Pick out every line that holds the string "text" and copy it.

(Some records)
━━━━━━━━━━━━━━━━

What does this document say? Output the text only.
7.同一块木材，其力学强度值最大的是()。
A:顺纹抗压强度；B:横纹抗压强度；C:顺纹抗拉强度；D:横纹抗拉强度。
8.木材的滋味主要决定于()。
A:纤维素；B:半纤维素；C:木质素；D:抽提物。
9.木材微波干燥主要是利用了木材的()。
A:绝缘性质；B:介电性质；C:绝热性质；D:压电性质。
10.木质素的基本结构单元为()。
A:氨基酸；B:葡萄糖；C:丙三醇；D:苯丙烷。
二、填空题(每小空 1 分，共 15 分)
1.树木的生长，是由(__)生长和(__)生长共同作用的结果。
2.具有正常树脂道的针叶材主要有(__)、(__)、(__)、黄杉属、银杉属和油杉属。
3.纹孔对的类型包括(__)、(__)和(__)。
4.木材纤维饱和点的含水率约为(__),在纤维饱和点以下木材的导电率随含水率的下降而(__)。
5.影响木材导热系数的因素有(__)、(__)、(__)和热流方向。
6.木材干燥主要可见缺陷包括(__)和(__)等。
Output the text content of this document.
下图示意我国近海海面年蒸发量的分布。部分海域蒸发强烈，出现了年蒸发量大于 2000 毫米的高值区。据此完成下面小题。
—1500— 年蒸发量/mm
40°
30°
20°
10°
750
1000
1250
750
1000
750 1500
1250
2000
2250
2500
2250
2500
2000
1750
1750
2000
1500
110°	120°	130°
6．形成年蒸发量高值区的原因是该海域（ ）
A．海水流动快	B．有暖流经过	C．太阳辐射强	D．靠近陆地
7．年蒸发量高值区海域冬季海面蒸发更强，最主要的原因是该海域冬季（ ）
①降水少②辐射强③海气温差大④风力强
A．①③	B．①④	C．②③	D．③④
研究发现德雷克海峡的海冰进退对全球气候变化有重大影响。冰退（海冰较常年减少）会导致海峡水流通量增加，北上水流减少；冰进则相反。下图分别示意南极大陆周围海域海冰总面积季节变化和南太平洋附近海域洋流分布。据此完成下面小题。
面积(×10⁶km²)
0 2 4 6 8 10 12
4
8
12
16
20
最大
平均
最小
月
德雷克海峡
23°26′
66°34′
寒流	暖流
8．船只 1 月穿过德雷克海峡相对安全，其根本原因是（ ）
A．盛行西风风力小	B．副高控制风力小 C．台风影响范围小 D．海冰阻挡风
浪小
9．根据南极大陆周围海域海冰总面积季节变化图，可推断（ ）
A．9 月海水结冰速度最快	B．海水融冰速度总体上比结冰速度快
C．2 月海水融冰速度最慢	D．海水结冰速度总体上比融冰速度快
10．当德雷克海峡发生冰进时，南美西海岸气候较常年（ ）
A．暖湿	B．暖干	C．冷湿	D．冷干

━━━━━━━━━━━━━━━━

:: Solution to the problem ::
What does this document say? Output the text only.
Output the text content of this document.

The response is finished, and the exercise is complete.